## [Given records]
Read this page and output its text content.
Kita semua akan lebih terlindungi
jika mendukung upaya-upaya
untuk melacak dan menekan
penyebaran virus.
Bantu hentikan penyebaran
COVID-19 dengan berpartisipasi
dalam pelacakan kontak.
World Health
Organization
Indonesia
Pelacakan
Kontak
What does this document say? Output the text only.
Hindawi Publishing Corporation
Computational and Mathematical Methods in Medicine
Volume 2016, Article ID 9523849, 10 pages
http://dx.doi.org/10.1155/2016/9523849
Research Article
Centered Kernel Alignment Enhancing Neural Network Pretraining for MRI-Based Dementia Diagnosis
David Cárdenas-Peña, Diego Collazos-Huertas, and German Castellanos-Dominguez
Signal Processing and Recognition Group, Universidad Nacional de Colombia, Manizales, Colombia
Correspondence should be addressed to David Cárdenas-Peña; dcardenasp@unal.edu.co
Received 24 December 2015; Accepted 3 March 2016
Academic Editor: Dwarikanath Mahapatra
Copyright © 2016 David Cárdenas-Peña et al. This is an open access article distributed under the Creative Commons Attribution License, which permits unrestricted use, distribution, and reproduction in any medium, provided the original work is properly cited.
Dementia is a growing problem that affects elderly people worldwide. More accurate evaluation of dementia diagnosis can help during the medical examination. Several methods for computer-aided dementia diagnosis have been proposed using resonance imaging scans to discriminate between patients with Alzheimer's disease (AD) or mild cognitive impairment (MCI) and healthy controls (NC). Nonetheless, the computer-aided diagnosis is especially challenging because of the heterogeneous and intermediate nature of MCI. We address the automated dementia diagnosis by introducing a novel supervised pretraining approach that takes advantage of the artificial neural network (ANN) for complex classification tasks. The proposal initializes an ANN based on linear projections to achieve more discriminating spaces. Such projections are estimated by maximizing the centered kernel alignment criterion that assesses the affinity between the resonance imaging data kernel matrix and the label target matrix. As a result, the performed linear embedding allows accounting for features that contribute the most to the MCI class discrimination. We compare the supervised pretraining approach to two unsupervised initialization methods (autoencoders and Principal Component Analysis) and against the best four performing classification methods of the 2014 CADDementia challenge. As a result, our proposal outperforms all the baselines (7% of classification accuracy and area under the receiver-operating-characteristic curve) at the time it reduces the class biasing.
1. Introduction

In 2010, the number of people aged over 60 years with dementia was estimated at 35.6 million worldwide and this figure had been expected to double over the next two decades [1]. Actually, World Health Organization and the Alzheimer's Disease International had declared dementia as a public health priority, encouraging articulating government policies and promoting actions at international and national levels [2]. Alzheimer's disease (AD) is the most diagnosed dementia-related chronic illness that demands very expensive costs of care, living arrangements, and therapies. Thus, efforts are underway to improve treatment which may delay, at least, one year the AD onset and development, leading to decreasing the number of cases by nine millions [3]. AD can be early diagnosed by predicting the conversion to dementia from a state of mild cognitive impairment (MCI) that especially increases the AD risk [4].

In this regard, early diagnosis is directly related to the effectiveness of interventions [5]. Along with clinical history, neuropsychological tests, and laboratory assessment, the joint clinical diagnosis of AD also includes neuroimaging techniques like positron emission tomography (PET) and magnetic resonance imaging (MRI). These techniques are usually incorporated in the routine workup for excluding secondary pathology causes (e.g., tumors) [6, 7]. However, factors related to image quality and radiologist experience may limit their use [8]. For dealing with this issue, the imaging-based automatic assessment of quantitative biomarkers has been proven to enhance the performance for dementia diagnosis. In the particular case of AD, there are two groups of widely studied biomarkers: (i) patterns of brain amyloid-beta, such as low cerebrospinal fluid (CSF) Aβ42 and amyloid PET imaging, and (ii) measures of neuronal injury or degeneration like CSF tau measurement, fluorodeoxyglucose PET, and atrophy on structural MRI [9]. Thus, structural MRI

## [Work request]
Which lines in the data above hold the string "David"? Return each of them.

## [Response below]
David Cárdenas-Peña, Diego Collazos-Huertas, and German Castellanos-Dominguez
Correspondence should be addressed to David Cárdenas-Peña; dcardenasp@unal.edu.co
Copyright © 2016 David Cárdenas-Peña et al. This is an open access article distributed under the Creative Commons Attribution License, which permits unrestricted use, distribution, and reproduction in any medium, provided the original work is properly cited.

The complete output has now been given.